_Short exercise_:
Within the records below, find each line that holds the string "Category", then copy it.

>> Begin Dataset records

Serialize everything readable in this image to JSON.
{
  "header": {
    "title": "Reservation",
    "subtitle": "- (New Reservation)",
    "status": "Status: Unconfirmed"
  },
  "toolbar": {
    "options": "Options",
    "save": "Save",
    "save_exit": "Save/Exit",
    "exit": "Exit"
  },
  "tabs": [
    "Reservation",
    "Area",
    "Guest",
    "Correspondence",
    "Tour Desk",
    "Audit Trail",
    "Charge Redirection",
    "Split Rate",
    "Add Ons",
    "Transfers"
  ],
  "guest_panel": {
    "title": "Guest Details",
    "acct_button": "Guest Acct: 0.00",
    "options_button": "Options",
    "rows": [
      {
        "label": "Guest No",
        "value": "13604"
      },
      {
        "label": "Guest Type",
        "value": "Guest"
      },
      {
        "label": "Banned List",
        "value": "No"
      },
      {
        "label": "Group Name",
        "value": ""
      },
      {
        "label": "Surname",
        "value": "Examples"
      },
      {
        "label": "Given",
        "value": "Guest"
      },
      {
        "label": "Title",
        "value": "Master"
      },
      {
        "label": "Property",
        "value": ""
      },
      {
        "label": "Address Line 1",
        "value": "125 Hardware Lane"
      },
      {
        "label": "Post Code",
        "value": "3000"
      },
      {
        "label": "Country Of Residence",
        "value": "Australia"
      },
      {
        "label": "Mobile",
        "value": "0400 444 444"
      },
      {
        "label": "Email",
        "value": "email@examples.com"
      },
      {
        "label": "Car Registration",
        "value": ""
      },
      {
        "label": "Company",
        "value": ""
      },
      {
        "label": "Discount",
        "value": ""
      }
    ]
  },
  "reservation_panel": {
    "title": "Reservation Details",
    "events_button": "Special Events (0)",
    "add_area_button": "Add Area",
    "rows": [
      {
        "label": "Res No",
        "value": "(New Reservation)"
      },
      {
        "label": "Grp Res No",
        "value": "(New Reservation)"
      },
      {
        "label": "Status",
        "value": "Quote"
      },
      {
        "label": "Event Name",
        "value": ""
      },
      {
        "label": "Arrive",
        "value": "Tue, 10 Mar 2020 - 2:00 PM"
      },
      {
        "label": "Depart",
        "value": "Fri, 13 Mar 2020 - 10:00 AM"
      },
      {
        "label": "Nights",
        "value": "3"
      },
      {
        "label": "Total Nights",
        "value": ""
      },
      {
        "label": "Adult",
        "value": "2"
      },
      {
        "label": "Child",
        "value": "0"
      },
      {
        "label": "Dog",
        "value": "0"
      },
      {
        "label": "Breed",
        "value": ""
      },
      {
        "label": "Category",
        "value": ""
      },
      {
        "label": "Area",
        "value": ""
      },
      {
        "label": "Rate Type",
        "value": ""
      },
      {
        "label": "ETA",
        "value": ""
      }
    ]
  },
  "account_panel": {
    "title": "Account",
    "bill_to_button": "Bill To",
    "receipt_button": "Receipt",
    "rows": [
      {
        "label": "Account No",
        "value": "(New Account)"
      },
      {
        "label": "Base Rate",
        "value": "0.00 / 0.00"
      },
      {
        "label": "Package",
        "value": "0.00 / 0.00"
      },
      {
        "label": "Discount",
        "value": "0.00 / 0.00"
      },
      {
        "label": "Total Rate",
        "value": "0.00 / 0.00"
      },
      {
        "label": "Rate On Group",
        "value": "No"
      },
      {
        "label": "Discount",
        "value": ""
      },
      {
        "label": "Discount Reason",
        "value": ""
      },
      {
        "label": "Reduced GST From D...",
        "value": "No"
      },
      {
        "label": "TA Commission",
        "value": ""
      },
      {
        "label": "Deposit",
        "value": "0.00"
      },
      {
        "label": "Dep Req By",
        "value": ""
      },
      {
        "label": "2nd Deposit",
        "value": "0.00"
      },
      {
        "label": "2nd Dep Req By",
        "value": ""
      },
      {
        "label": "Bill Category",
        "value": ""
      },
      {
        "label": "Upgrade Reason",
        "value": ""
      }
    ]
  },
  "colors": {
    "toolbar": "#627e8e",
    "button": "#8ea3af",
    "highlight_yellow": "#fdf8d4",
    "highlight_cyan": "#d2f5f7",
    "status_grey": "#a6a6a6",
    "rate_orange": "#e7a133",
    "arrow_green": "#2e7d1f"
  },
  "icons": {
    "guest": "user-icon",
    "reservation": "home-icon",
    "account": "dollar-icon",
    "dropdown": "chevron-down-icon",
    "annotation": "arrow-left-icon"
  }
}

>> End Dataset records
>> Begin Dataset records

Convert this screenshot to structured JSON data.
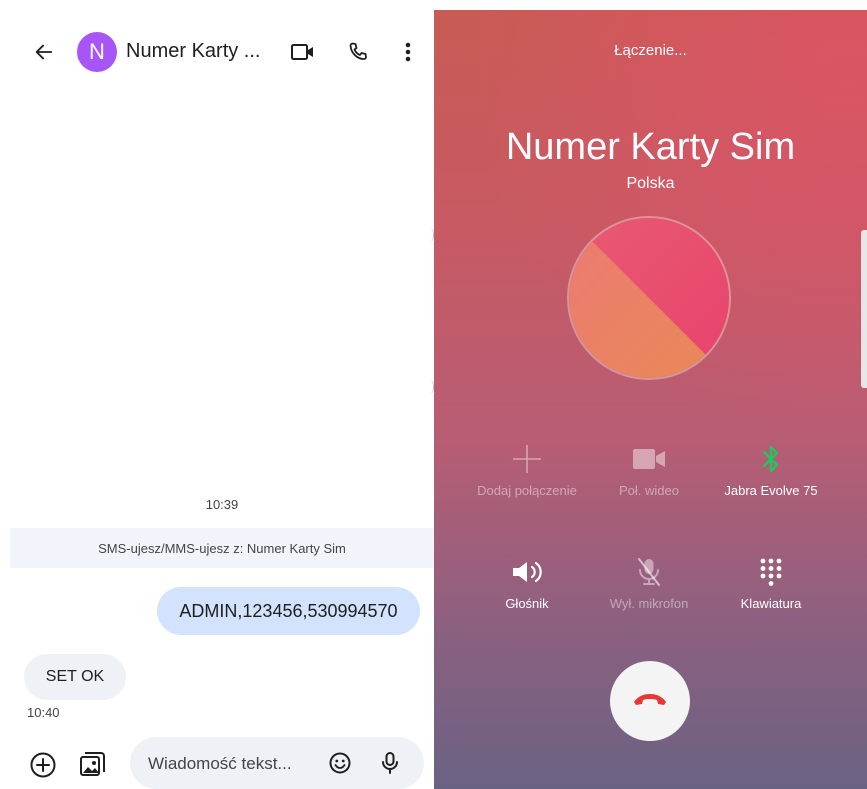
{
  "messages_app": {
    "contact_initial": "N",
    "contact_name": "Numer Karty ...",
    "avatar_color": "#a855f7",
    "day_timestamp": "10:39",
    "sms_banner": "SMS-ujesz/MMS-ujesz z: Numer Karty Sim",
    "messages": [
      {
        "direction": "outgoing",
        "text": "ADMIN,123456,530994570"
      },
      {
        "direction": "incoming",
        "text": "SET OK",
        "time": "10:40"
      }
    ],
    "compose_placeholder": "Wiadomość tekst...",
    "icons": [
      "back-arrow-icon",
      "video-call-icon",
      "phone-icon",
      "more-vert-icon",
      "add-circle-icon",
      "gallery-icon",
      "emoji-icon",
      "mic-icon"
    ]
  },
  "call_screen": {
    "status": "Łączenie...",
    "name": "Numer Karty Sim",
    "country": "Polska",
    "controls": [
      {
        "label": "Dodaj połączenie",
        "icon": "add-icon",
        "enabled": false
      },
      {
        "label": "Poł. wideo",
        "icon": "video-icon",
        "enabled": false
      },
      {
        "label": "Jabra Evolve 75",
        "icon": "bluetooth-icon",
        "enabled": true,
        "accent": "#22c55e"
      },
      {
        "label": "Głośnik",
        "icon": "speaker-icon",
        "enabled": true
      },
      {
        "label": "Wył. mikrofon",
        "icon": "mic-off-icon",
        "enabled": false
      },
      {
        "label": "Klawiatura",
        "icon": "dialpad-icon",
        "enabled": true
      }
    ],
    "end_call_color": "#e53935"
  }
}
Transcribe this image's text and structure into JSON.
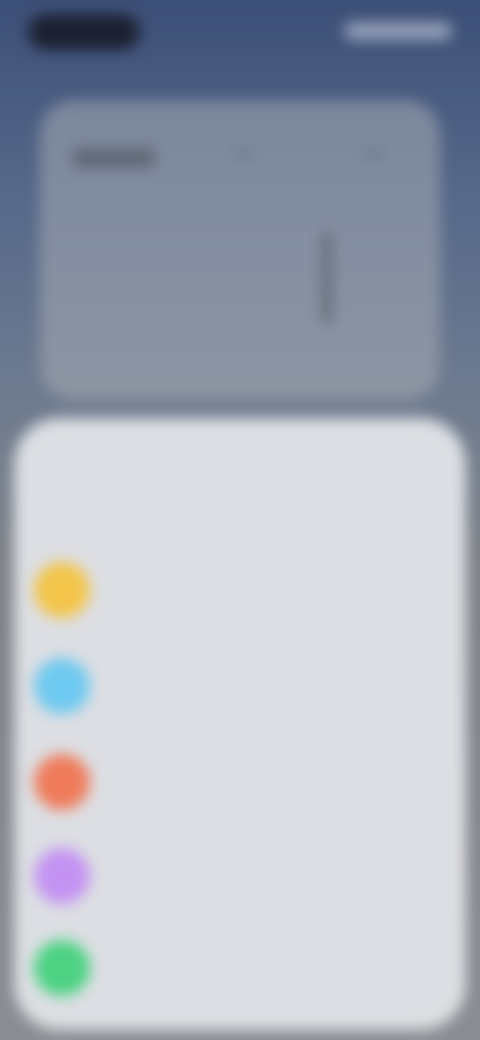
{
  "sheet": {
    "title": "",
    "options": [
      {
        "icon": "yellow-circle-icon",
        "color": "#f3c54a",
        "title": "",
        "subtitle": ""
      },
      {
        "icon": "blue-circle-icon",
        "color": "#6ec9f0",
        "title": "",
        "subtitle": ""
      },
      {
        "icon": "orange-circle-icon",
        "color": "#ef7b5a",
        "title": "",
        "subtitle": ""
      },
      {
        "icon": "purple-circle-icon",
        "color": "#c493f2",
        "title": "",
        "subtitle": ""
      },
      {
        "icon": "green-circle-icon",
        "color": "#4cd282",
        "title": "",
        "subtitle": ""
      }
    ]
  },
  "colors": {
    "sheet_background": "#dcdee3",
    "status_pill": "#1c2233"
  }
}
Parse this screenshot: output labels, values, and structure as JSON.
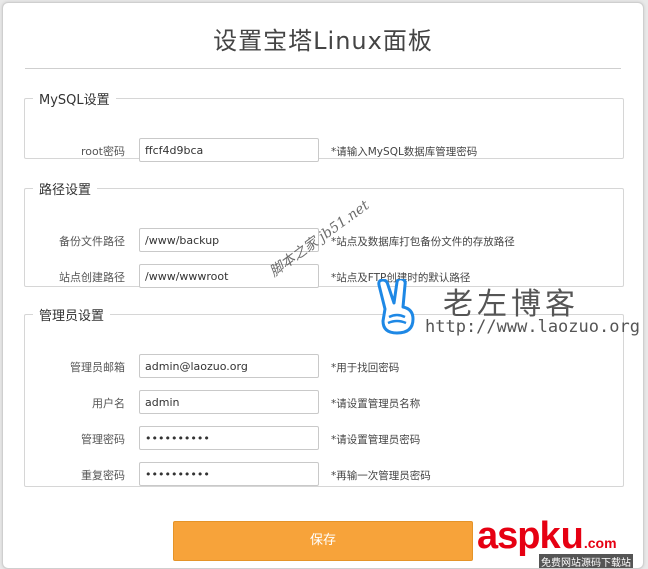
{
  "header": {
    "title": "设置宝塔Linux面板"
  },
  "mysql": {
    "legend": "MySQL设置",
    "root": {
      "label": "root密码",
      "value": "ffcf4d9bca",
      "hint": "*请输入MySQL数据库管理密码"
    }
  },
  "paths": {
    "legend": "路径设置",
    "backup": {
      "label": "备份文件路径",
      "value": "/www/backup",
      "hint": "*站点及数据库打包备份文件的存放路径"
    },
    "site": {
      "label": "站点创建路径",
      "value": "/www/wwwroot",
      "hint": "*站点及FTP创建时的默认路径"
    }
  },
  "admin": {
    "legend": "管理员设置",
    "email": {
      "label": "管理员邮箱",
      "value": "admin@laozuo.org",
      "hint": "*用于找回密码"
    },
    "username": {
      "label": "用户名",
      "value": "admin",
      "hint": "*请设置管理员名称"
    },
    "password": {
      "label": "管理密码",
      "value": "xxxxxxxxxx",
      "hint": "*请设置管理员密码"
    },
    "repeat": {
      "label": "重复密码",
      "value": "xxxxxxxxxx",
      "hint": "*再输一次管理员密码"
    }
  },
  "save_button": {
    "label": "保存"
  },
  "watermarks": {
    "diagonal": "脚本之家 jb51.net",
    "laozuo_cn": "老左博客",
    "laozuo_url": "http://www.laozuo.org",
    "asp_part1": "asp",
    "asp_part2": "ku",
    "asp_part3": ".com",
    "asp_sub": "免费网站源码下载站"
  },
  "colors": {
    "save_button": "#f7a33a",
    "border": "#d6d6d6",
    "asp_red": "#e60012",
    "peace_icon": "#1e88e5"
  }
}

>> End Dataset records

_Response to this task_:
        "label": "Category",
        "label": "Bill Category",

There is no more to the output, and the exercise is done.